• **AIM**
Restate each of the lines below word for word and drop every picture.

• **RAW DATA**
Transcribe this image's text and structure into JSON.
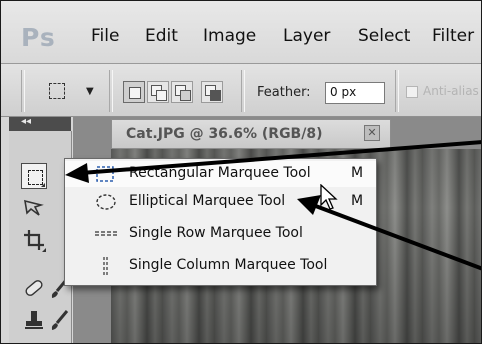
{
  "app": {
    "logo": "Ps"
  },
  "menu": {
    "items": [
      "File",
      "Edit",
      "Image",
      "Layer",
      "Select",
      "Filter"
    ]
  },
  "options": {
    "feather_label": "Feather:",
    "feather_value": "0 px",
    "antialias_label": "Anti-alias"
  },
  "document": {
    "tab_title": "Cat.JPG @ 36.6% (RGB/8)",
    "close_glyph": "✕"
  },
  "flyout": {
    "items": [
      {
        "label": "Rectangular Marquee Tool",
        "shortcut": "M",
        "icon": "rectangular-marquee-icon"
      },
      {
        "label": "Elliptical Marquee Tool",
        "shortcut": "M",
        "icon": "elliptical-marquee-icon"
      },
      {
        "label": "Single Row Marquee Tool",
        "shortcut": "",
        "icon": "single-row-marquee-icon"
      },
      {
        "label": "Single Column Marquee Tool",
        "shortcut": "",
        "icon": "single-column-marquee-icon"
      }
    ]
  },
  "tools": {
    "items": [
      "rectangular-marquee-icon",
      "lasso-icon",
      "crop-icon",
      "healing-brush-icon",
      "brush-icon",
      "stamp-icon",
      "history-brush-icon"
    ]
  },
  "colors": {
    "menubar": "#e3e3e3",
    "tools_header": "#4c4c4c",
    "flyout_bg": "#f1f1f1",
    "arrow": "#000000"
  }
}
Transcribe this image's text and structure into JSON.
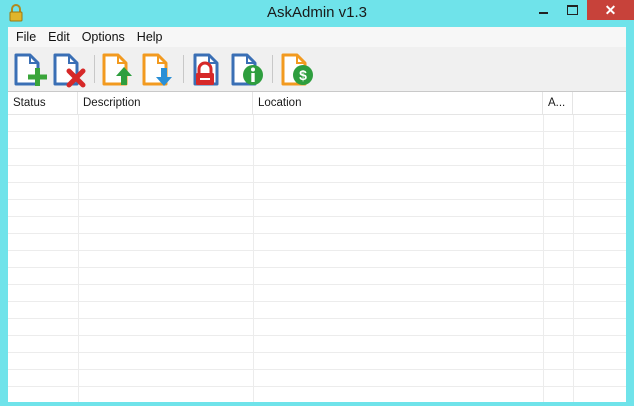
{
  "window": {
    "title": "AskAdmin v1.3",
    "close_glyph": "✕"
  },
  "menu": {
    "items": [
      "File",
      "Edit",
      "Options",
      "Help"
    ]
  },
  "toolbar": {
    "buttons": [
      {
        "name": "add-icon",
        "colors": {
          "doc": "#3a6fb5",
          "badge": "#3aa53a"
        }
      },
      {
        "name": "remove-icon",
        "colors": {
          "doc": "#3a6fb5",
          "badge": "#d62828"
        }
      },
      {
        "name": "export-icon",
        "colors": {
          "doc": "#f29a1f",
          "badge": "#2e9e3e"
        }
      },
      {
        "name": "import-icon",
        "colors": {
          "doc": "#f29a1f",
          "badge": "#2a8fd6"
        }
      },
      {
        "name": "lock-icon",
        "colors": {
          "doc": "#3a6fb5",
          "badge": "#d62828"
        }
      },
      {
        "name": "info-icon",
        "colors": {
          "doc": "#3a6fb5",
          "badge": "#2e9e3e"
        }
      },
      {
        "name": "donate-icon",
        "colors": {
          "doc": "#f29a1f",
          "badge": "#2e9e3e"
        }
      }
    ]
  },
  "grid": {
    "columns": [
      "Status",
      "Description",
      "Location",
      "A..."
    ]
  }
}
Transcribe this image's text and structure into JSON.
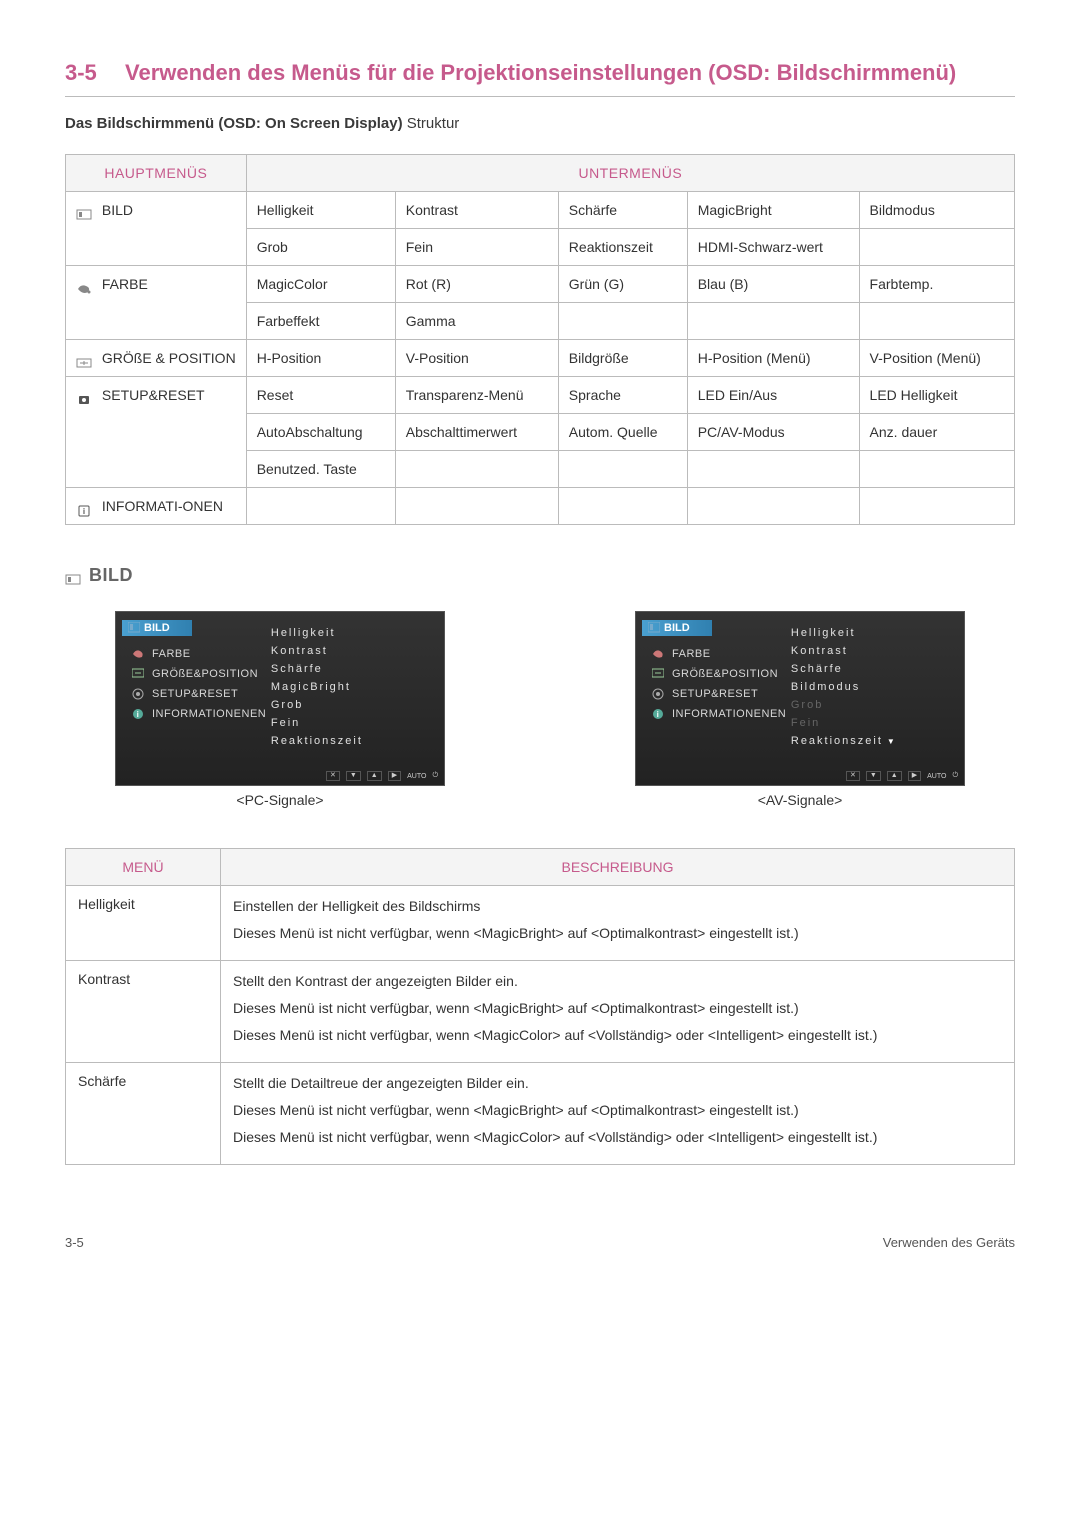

• **OUTPUT FOR THIS TASK**
Transcribe this image's text and structure into JSON.
{
  "app": {
    "logo": "Ps"
  },
  "menu": {
    "items": [
      "File",
      "Edit",
      "Image",
      "Layer",
      "Select",
      "Filter"
    ]
  },
  "options": {
    "feather_label": "Feather:",
    "feather_value": "0 px",
    "antialias_label": "Anti-alias"
  },
  "document": {
    "tab_title": "Cat.JPG @ 36.6% (RGB/8)",
    "close_glyph": "✕"
  },
  "flyout": {
    "items": [
      {
        "label": "Rectangular Marquee Tool",
        "shortcut": "M",
        "icon": "rectangular-marquee-icon"
      },
      {
        "label": "Elliptical Marquee Tool",
        "shortcut": "M",
        "icon": "elliptical-marquee-icon"
      },
      {
        "label": "Single Row Marquee Tool",
        "shortcut": "",
        "icon": "single-row-marquee-icon"
      },
      {
        "label": "Single Column Marquee Tool",
        "shortcut": "",
        "icon": "single-column-marquee-icon"
      }
    ]
  },
  "tools": {
    "items": [
      "rectangular-marquee-icon",
      "lasso-icon",
      "crop-icon",
      "healing-brush-icon",
      "brush-icon",
      "stamp-icon",
      "history-brush-icon"
    ]
  },
  "colors": {
    "menubar": "#e3e3e3",
    "tools_header": "#4c4c4c",
    "flyout_bg": "#f1f1f1",
    "arrow": "#000000"
  }
}
Transcribe this image's text and structure into JSON.
{
  "window": {
    "title": "AskAdmin v1.3",
    "close_glyph": "✕"
  },
  "menu": {
    "items": [
      "File",
      "Edit",
      "Options",
      "Help"
    ]
  },
  "toolbar": {
    "buttons": [
      {
        "name": "add-icon",
        "colors": {
          "doc": "#3a6fb5",
          "badge": "#3aa53a"
        }
      },
      {
        "name": "remove-icon",
        "colors": {
          "doc": "#3a6fb5",
          "badge": "#d62828"
        }
      },
      {
        "name": "export-icon",
        "colors": {
          "doc": "#f29a1f",
          "badge": "#2e9e3e"
        }
      },
      {
        "name": "import-icon",
        "colors": {
          "doc": "#f29a1f",
          "badge": "#2a8fd6"
        }
      },
      {
        "name": "lock-icon",
        "colors": {
          "doc": "#3a6fb5",
          "badge": "#d62828"
        }
      },
      {
        "name": "info-icon",
        "colors": {
          "doc": "#3a6fb5",
          "badge": "#2e9e3e"
        }
      },
      {
        "name": "donate-icon",
        "colors": {
          "doc": "#f29a1f",
          "badge": "#2e9e3e"
        }
      }
    ]
  },
  "grid": {
    "columns": [
      "Status",
      "Description",
      "Location",
      "A..."
    ]
  }
}
Transcribe this image's text and structure into JSON.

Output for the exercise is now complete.